### Given records

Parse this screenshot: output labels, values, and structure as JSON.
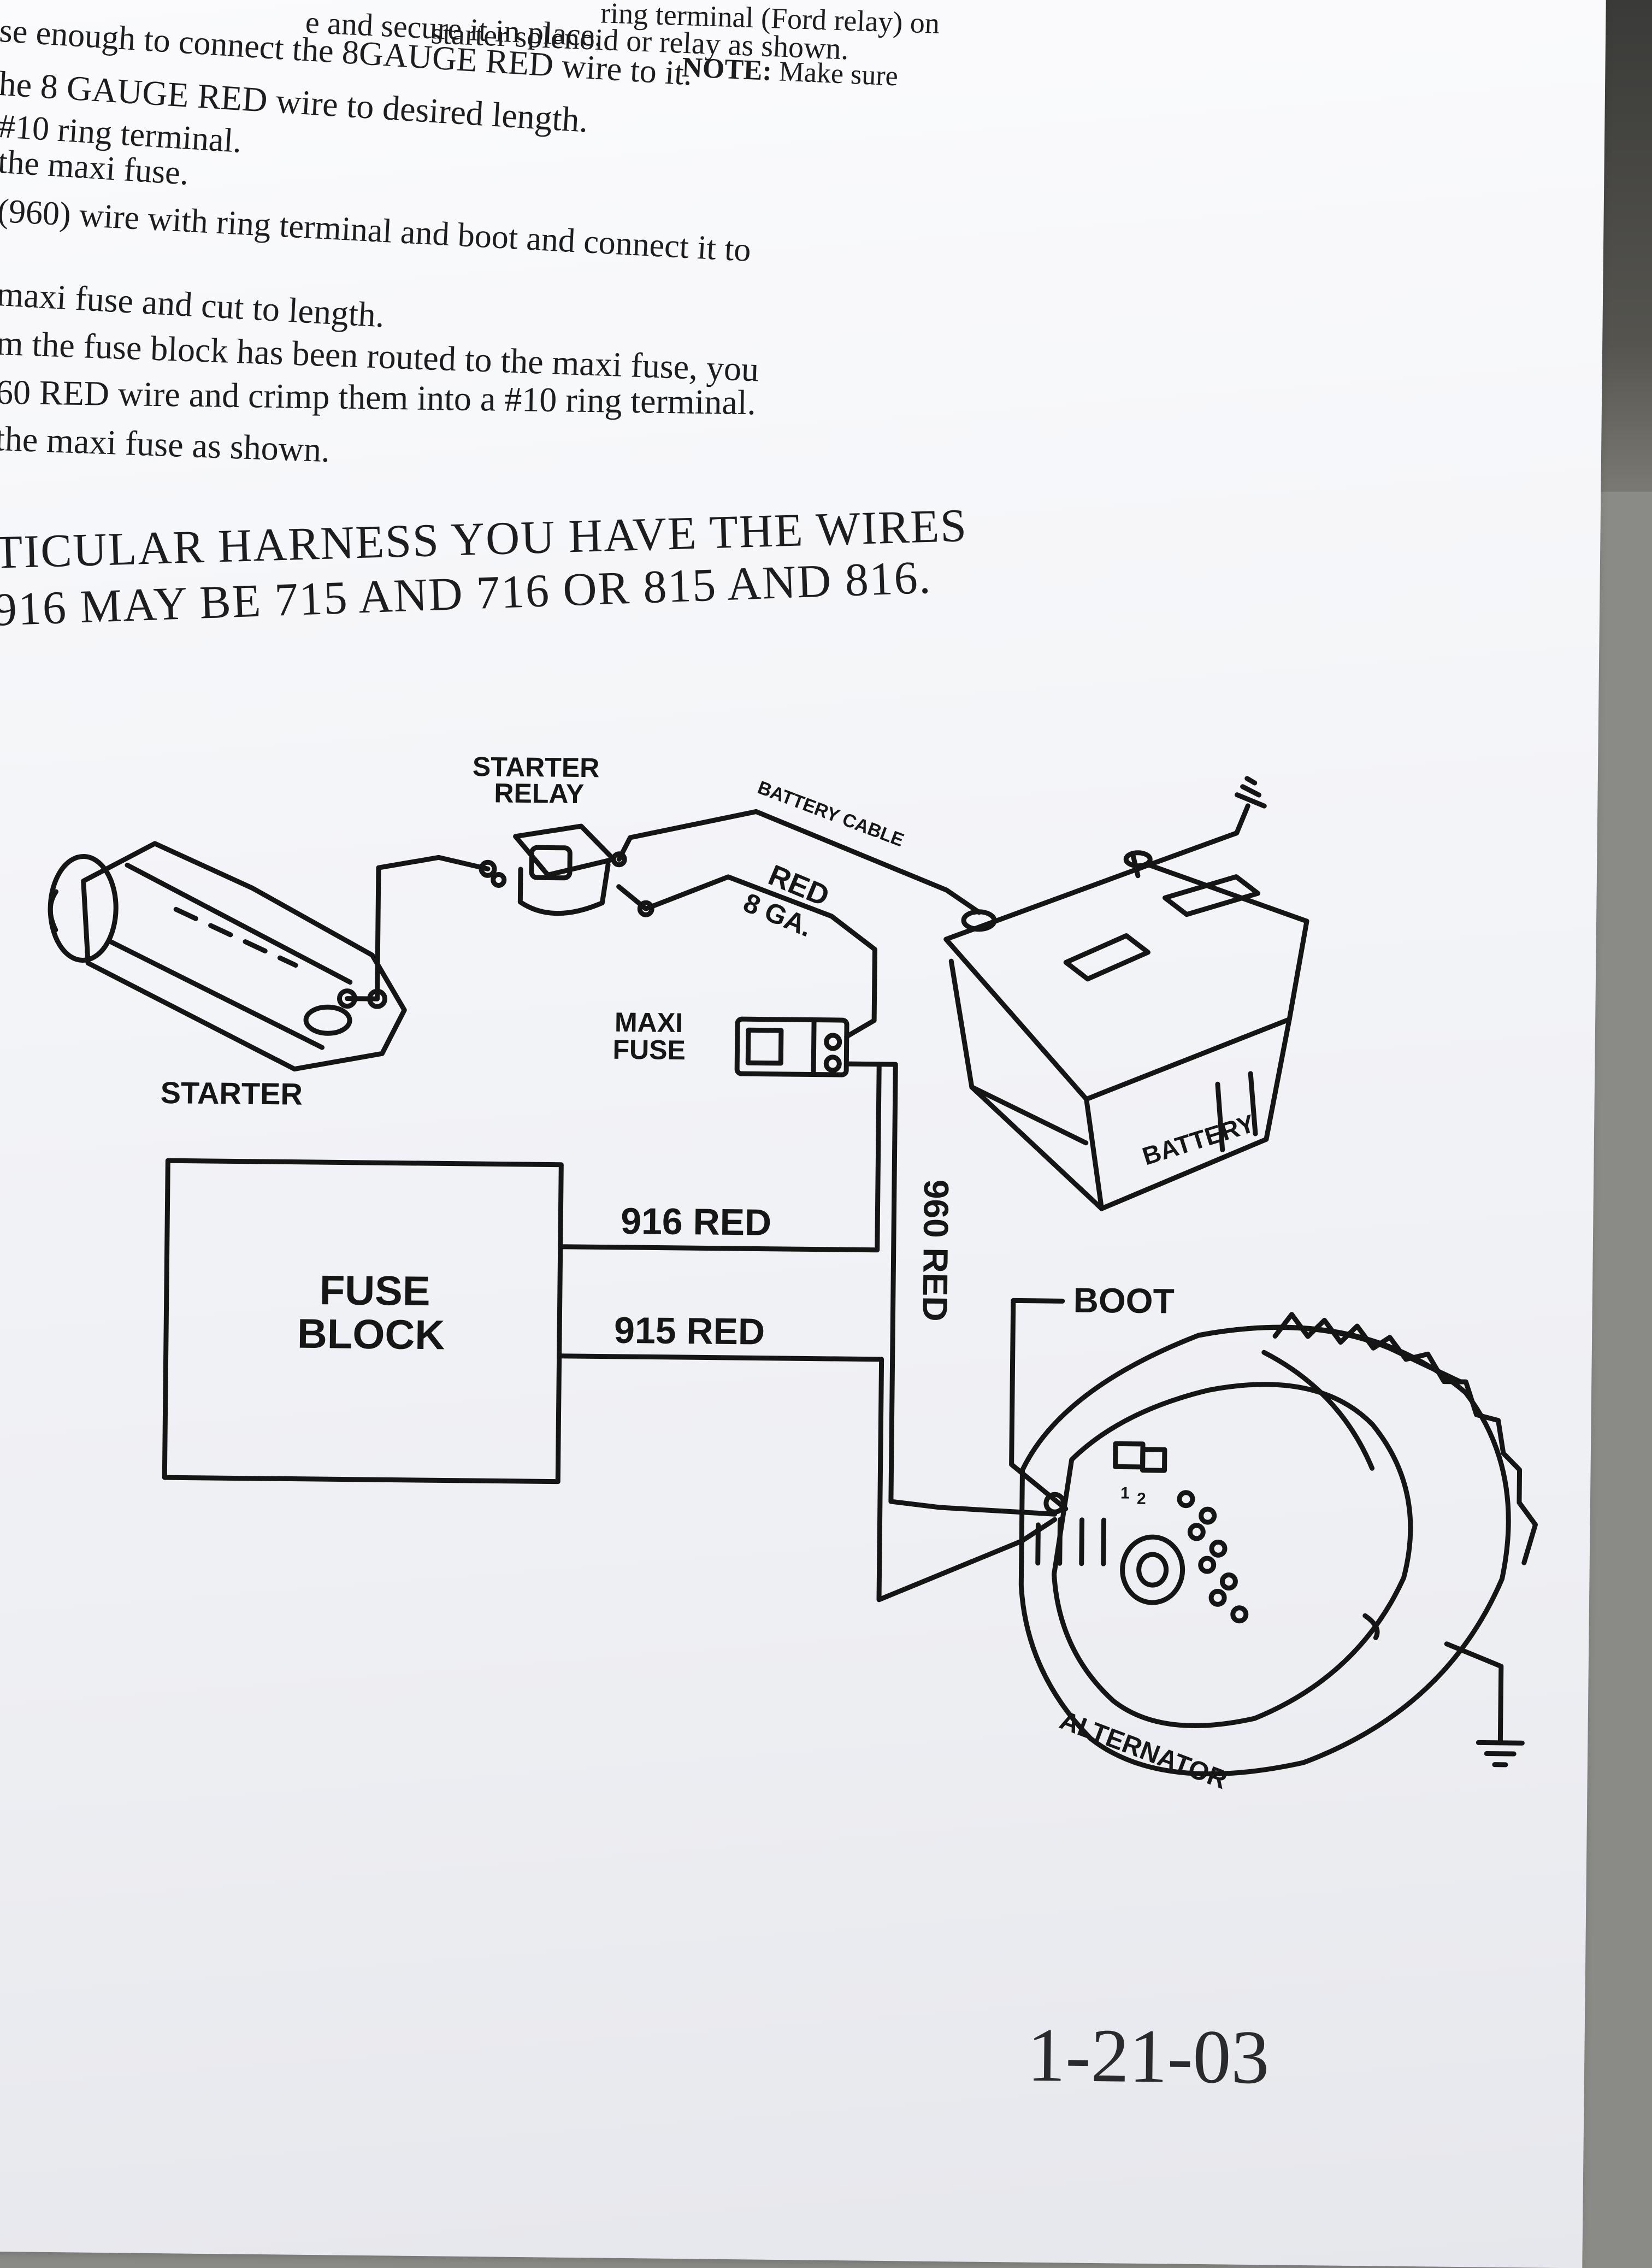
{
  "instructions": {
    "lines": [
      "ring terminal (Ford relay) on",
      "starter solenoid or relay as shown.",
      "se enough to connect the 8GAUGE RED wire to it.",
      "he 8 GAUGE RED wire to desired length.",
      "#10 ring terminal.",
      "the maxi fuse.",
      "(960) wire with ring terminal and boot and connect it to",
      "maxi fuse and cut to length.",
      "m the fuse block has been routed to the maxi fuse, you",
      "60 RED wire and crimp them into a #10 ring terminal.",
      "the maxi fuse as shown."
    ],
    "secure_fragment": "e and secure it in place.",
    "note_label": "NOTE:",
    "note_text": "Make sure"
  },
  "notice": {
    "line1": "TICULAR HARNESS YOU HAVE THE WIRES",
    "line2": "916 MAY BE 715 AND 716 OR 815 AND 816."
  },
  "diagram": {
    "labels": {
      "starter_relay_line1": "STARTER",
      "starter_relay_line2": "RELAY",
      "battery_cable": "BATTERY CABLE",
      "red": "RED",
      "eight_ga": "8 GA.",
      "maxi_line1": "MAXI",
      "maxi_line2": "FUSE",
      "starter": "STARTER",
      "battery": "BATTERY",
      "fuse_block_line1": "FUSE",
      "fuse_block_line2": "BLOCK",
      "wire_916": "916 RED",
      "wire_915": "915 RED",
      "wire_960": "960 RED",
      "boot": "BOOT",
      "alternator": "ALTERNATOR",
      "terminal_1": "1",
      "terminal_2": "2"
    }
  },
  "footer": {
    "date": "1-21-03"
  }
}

### Request
Please set down each line of the data above exactly as written, without the pictures.

### Exercise output
Parse this screenshot: output labels, values, and structure as JSON.
{
  "instructions": {
    "lines": [
      "ring terminal (Ford relay) on",
      "starter solenoid or relay as shown.",
      "se enough to connect the 8GAUGE RED wire to it.",
      "he 8 GAUGE RED wire to desired length.",
      "#10 ring terminal.",
      "the maxi fuse.",
      "(960) wire with ring terminal and boot and connect it to",
      "maxi fuse and cut to length.",
      "m the fuse block has been routed to the maxi fuse, you",
      "60 RED wire and crimp them into a #10 ring terminal.",
      "the maxi fuse as shown."
    ],
    "secure_fragment": "e and secure it in place.",
    "note_label": "NOTE:",
    "note_text": "Make sure"
  },
  "notice": {
    "line1": "TICULAR HARNESS YOU HAVE THE WIRES",
    "line2": "916 MAY BE 715 AND 716 OR 815 AND 816."
  },
  "diagram": {
    "labels": {
      "starter_relay_line1": "STARTER",
      "starter_relay_line2": "RELAY",
      "battery_cable": "BATTERY CABLE",
      "red": "RED",
      "eight_ga": "8 GA.",
      "maxi_line1": "MAXI",
      "maxi_line2": "FUSE",
      "starter": "STARTER",
      "battery": "BATTERY",
      "fuse_block_line1": "FUSE",
      "fuse_block_line2": "BLOCK",
      "wire_916": "916 RED",
      "wire_915": "915 RED",
      "wire_960": "960 RED",
      "boot": "BOOT",
      "alternator": "ALTERNATOR",
      "terminal_1": "1",
      "terminal_2": "2"
    }
  },
  "footer": {
    "date": "1-21-03"
  }
}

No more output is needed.